Dataset listings of figures
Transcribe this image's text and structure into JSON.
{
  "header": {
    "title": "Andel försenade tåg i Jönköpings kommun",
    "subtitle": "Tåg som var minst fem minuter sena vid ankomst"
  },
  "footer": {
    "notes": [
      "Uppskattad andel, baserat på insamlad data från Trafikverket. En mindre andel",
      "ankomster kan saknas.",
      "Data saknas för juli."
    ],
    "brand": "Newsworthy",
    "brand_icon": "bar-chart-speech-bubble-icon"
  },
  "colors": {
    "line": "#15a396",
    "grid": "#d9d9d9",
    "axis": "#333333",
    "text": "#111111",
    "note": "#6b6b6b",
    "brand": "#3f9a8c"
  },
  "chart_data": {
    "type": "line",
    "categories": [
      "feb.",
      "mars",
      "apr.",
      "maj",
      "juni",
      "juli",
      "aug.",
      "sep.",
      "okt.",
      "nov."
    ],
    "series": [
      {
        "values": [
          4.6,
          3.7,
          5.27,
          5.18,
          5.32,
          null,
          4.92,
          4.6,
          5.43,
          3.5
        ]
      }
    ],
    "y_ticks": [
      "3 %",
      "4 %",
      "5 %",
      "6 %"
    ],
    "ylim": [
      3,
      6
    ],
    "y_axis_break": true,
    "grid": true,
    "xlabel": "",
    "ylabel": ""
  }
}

**Do this:** Restate the whole of the material exactly.

**Full solution:**
Transcribe this image's text and structure into JSON.
{
  "header": {
    "title": "Andel försenade tåg i Jönköpings kommun",
    "subtitle": "Tåg som var minst fem minuter sena vid ankomst"
  },
  "footer": {
    "notes": [
      "Uppskattad andel, baserat på insamlad data från Trafikverket. En mindre andel",
      "ankomster kan saknas.",
      "Data saknas för juli."
    ],
    "brand": "Newsworthy",
    "brand_icon": "bar-chart-speech-bubble-icon"
  },
  "colors": {
    "line": "#15a396",
    "grid": "#d9d9d9",
    "axis": "#333333",
    "text": "#111111",
    "note": "#6b6b6b",
    "brand": "#3f9a8c"
  },
  "chart_data": {
    "type": "line",
    "categories": [
      "feb.",
      "mars",
      "apr.",
      "maj",
      "juni",
      "juli",
      "aug.",
      "sep.",
      "okt.",
      "nov."
    ],
    "series": [
      {
        "values": [
          4.6,
          3.7,
          5.27,
          5.18,
          5.32,
          null,
          4.92,
          4.6,
          5.43,
          3.5
        ]
      }
    ],
    "y_ticks": [
      "3 %",
      "4 %",
      "5 %",
      "6 %"
    ],
    "ylim": [
      3,
      6
    ],
    "y_axis_break": true,
    "grid": true,
    "xlabel": "",
    "ylabel": ""
  }
}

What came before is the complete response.